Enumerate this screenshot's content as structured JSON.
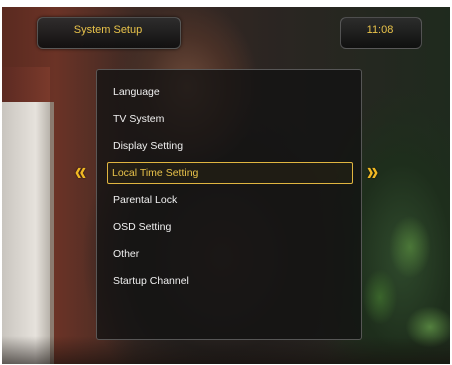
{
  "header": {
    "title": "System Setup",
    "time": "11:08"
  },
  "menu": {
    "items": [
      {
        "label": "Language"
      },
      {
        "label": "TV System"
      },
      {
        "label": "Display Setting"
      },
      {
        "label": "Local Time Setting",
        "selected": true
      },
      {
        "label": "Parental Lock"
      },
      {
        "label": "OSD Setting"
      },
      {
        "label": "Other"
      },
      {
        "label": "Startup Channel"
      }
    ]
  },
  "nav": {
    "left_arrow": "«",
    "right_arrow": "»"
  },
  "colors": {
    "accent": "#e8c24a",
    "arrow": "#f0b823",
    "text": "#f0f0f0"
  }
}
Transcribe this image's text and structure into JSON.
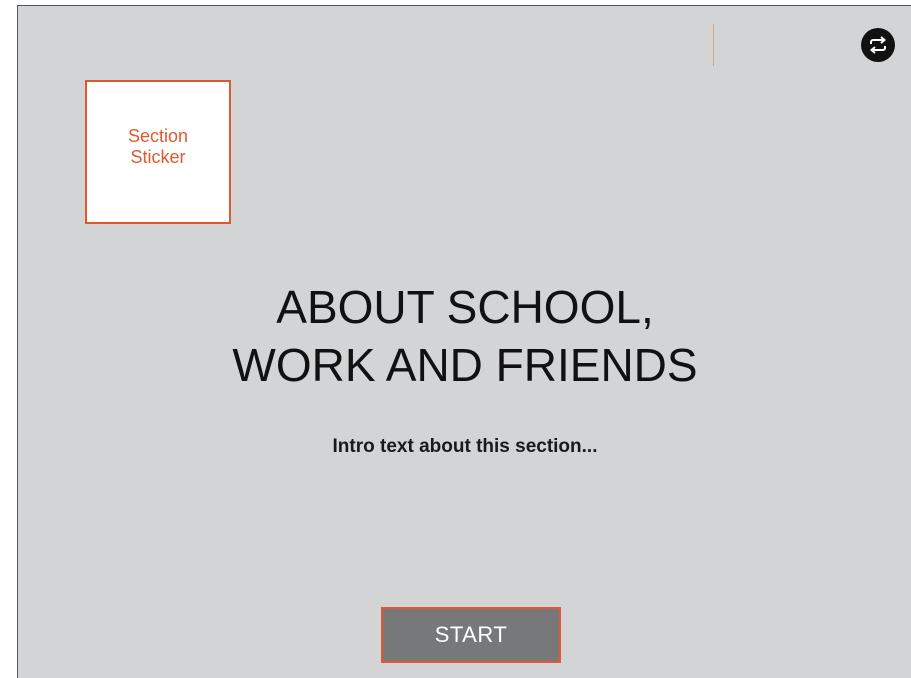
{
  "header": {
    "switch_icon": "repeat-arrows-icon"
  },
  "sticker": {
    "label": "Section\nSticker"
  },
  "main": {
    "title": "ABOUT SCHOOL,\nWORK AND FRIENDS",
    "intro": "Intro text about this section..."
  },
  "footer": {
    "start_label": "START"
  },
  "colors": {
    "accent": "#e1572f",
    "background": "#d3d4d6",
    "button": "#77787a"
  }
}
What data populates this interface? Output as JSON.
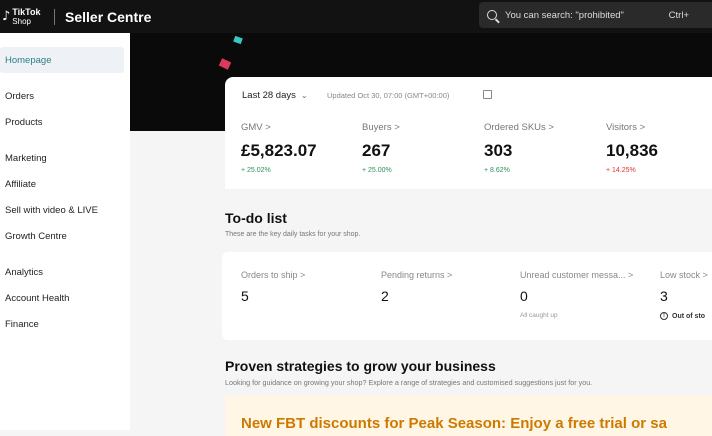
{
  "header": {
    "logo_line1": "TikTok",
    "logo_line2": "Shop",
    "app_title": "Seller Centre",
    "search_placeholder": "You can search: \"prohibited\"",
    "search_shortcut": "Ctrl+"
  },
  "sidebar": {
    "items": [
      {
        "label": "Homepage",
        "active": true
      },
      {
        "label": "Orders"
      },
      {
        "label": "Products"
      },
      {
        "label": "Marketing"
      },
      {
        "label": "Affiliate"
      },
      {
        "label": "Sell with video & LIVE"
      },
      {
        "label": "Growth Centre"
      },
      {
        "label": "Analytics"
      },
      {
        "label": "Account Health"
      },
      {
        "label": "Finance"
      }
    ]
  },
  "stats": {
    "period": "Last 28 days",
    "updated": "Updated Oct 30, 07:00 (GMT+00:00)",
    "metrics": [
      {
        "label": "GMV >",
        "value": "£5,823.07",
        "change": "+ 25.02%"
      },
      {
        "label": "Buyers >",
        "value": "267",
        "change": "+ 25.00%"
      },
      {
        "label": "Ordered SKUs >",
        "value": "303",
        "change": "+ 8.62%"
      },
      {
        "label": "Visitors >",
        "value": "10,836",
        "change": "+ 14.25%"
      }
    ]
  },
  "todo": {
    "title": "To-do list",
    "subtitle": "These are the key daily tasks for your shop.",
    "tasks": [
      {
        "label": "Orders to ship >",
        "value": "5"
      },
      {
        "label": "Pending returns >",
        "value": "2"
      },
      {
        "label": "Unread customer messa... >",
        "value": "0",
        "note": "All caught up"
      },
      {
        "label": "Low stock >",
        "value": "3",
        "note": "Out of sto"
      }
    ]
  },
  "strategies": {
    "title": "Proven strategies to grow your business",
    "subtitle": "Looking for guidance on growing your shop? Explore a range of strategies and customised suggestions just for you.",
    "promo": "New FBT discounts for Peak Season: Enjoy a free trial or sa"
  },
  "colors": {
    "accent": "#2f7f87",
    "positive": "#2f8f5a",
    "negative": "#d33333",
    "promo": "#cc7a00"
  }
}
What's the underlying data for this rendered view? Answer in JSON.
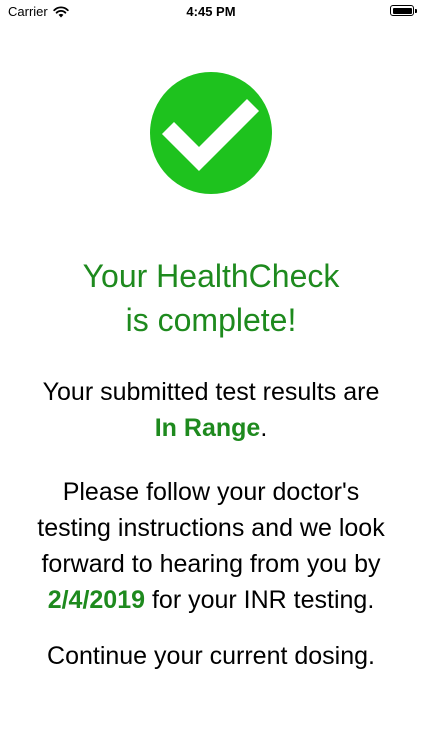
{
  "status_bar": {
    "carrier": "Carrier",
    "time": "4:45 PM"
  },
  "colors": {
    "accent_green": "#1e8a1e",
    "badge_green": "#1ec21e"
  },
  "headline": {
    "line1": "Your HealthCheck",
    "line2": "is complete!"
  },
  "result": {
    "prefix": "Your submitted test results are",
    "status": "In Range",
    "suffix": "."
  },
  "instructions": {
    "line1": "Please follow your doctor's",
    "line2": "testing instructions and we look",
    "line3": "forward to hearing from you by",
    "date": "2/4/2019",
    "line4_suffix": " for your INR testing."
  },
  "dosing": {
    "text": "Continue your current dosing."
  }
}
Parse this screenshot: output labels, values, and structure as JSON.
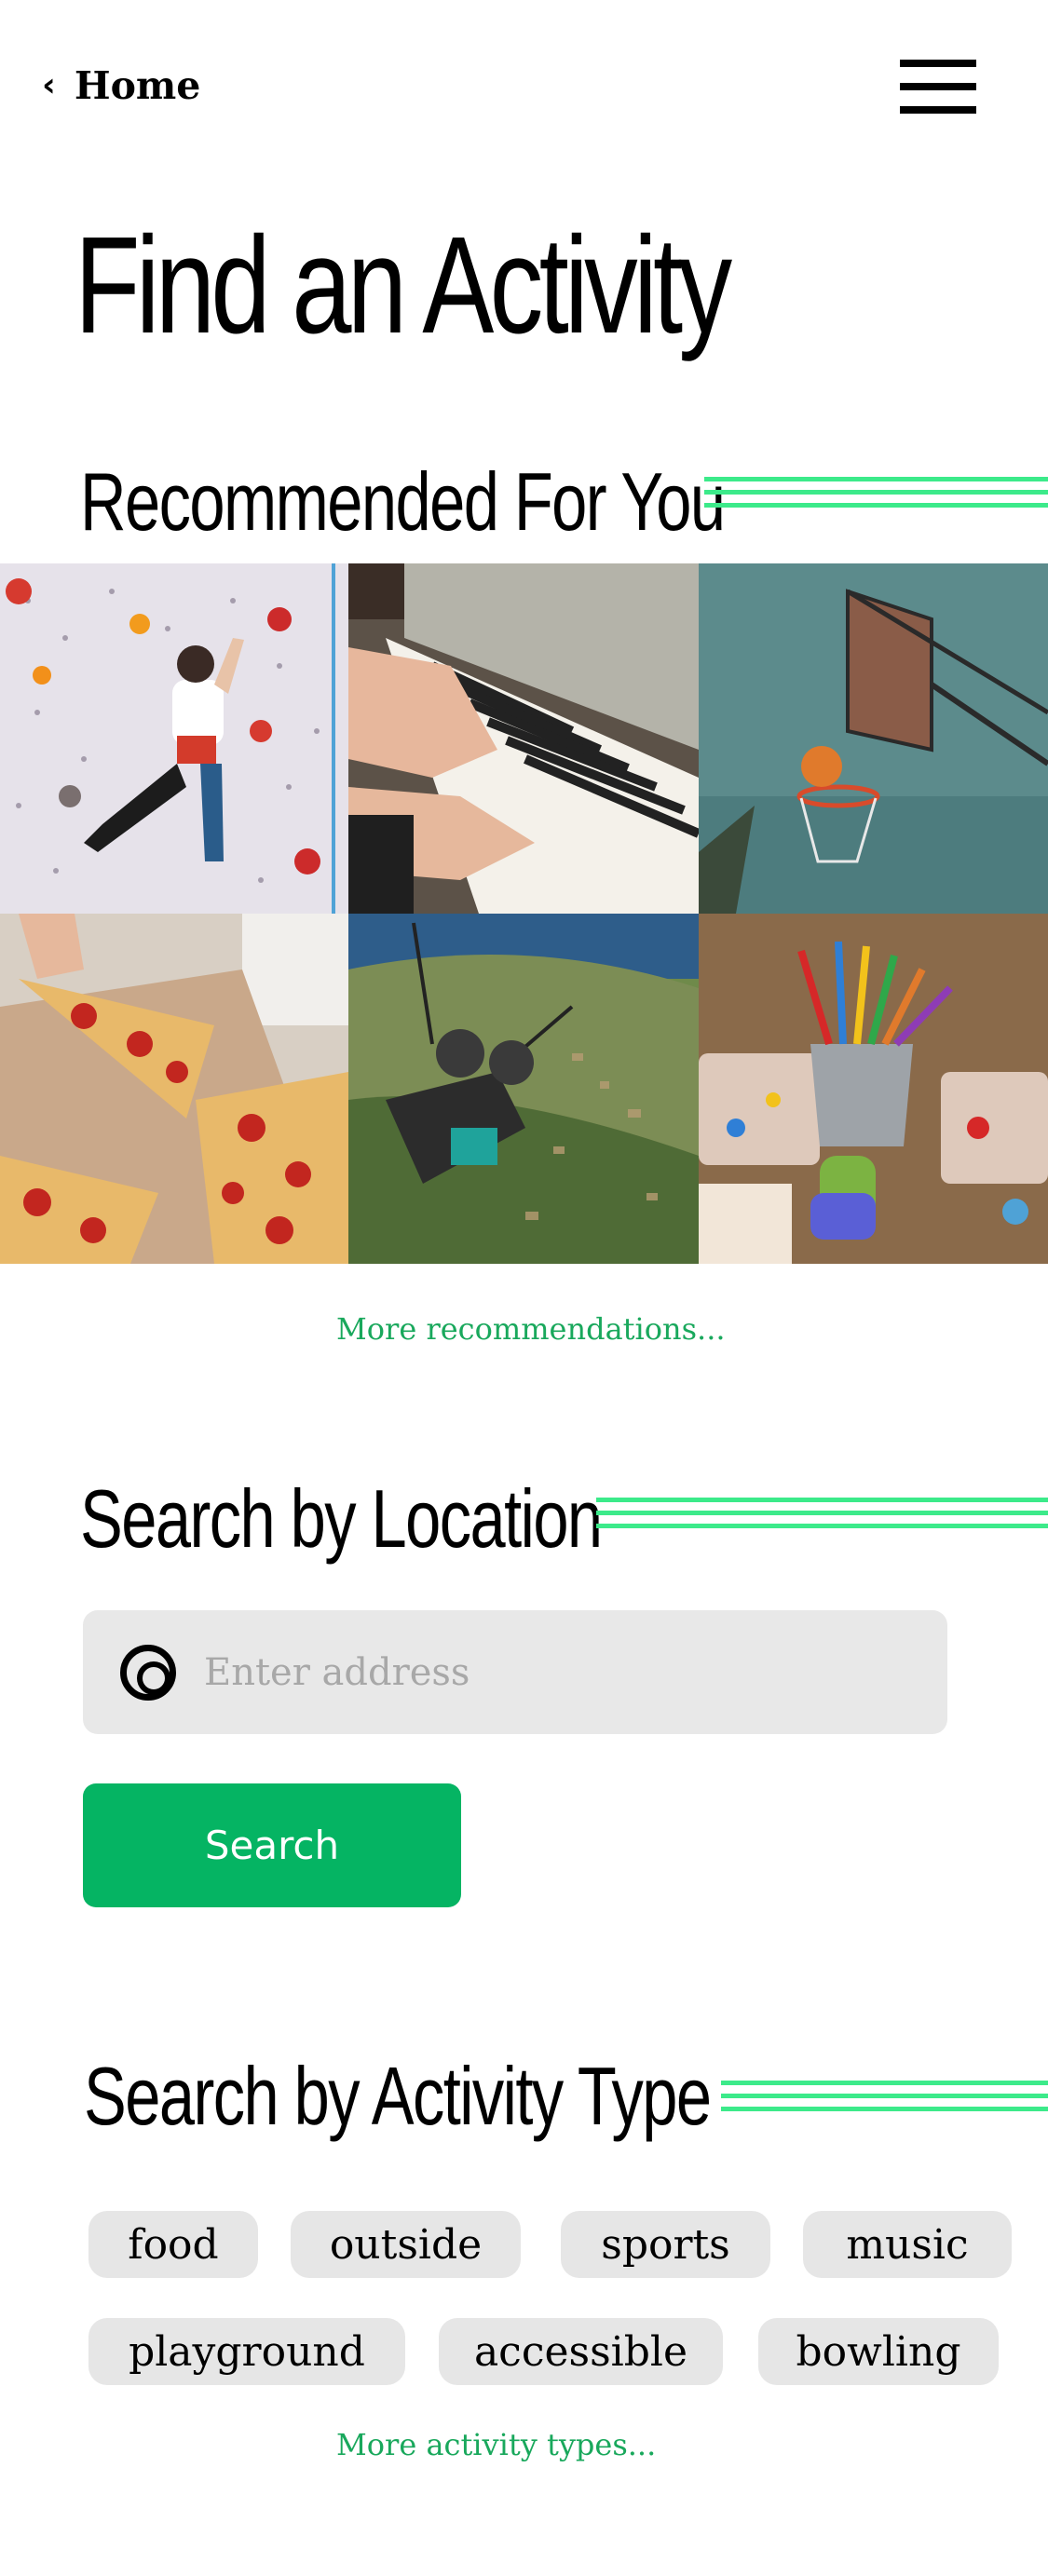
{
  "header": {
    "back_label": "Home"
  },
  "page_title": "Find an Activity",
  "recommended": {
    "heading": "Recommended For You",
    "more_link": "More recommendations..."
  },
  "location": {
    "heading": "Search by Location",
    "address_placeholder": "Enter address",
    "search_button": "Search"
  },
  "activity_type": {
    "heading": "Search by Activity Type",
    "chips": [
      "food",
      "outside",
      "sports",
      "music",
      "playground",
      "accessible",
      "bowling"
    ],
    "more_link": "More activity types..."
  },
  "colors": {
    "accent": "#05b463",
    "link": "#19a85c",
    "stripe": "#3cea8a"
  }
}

# [What you are asked to do]
All records above are to be printed exactly, minus the pictures they contain.

# [Response below]
Enumerate this screenshot's content as structured JSON.
{
  "header": {
    "title": "System Setup",
    "time": "11:08"
  },
  "menu": {
    "items": [
      {
        "label": "Language"
      },
      {
        "label": "TV System"
      },
      {
        "label": "Display Setting"
      },
      {
        "label": "Local Time Setting",
        "selected": true
      },
      {
        "label": "Parental Lock"
      },
      {
        "label": "OSD Setting"
      },
      {
        "label": "Other"
      },
      {
        "label": "Startup Channel"
      }
    ]
  },
  "nav": {
    "left_arrow": "«",
    "right_arrow": "»"
  },
  "colors": {
    "accent": "#e8c24a",
    "arrow": "#f0b823",
    "text": "#f0f0f0"
  }
}
Transcribe this image's text and structure into JSON.
{
  "header": {
    "switch_icon": "repeat-arrows-icon"
  },
  "sticker": {
    "label": "Section\nSticker"
  },
  "main": {
    "title": "ABOUT SCHOOL,\nWORK AND FRIENDS",
    "intro": "Intro text about this section..."
  },
  "footer": {
    "start_label": "START"
  },
  "colors": {
    "accent": "#e1572f",
    "background": "#d3d4d6",
    "button": "#77787a"
  }
}
What data populates this interface? Output as JSON.
{
  "header": {
    "logo_line1": "TikTok",
    "logo_line2": "Shop",
    "app_title": "Seller Centre",
    "search_placeholder": "You can search: \"prohibited\"",
    "search_shortcut": "Ctrl+"
  },
  "sidebar": {
    "items": [
      {
        "label": "Homepage",
        "active": true
      },
      {
        "label": "Orders"
      },
      {
        "label": "Products"
      },
      {
        "label": "Marketing"
      },
      {
        "label": "Affiliate"
      },
      {
        "label": "Sell with video & LIVE"
      },
      {
        "label": "Growth Centre"
      },
      {
        "label": "Analytics"
      },
      {
        "label": "Account Health"
      },
      {
        "label": "Finance"
      }
    ]
  },
  "stats": {
    "period": "Last 28 days",
    "updated": "Updated Oct 30, 07:00 (GMT+00:00)",
    "metrics": [
      {
        "label": "GMV >",
        "value": "£5,823.07",
        "change": "+ 25.02%"
      },
      {
        "label": "Buyers >",
        "value": "267",
        "change": "+ 25.00%"
      },
      {
        "label": "Ordered SKUs >",
        "value": "303",
        "change": "+ 8.62%"
      },
      {
        "label": "Visitors >",
        "value": "10,836",
        "change": "+ 14.25%"
      }
    ]
  },
  "todo": {
    "title": "To-do list",
    "subtitle": "These are the key daily tasks for your shop.",
    "tasks": [
      {
        "label": "Orders to ship >",
        "value": "5"
      },
      {
        "label": "Pending returns >",
        "value": "2"
      },
      {
        "label": "Unread customer messa... >",
        "value": "0",
        "note": "All caught up"
      },
      {
        "label": "Low stock >",
        "value": "3",
        "note": "Out of sto"
      }
    ]
  },
  "strategies": {
    "title": "Proven strategies to grow your business",
    "subtitle": "Looking for guidance on growing your shop? Explore a range of strategies and customised suggestions just for you.",
    "promo": "New FBT discounts for Peak Season: Enjoy a free trial or sa"
  },
  "colors": {
    "accent": "#2f7f87",
    "positive": "#2f8f5a",
    "negative": "#d33333",
    "promo": "#cc7a00"
  }
}
What's the underlying data for this rendered view? Answer in JSON.
{
  "status_bar": {
    "carrier": "Carrier",
    "time": "4:45 PM"
  },
  "colors": {
    "accent_green": "#1e8a1e",
    "badge_green": "#1ec21e"
  },
  "headline": {
    "line1": "Your HealthCheck",
    "line2": "is complete!"
  },
  "result": {
    "prefix": "Your submitted test results are",
    "status": "In Range",
    "suffix": "."
  },
  "instructions": {
    "line1": "Please follow your doctor's",
    "line2": "testing instructions and we look",
    "line3": "forward to hearing from you by",
    "date": "2/4/2019",
    "line4_suffix": " for your INR testing."
  },
  "dosing": {
    "text": "Continue your current dosing."
  }
}
Parse this screenshot: output labels, values, and structure as JSON.
{
  "header": {
    "back_label": "Home"
  },
  "page_title": "Find an Activity",
  "recommended": {
    "heading": "Recommended For You",
    "more_link": "More recommendations..."
  },
  "location": {
    "heading": "Search by Location",
    "address_placeholder": "Enter address",
    "search_button": "Search"
  },
  "activity_type": {
    "heading": "Search by Activity Type",
    "chips": [
      "food",
      "outside",
      "sports",
      "music",
      "playground",
      "accessible",
      "bowling"
    ],
    "more_link": "More activity types..."
  },
  "colors": {
    "accent": "#05b463",
    "link": "#19a85c",
    "stripe": "#3cea8a"
  }
}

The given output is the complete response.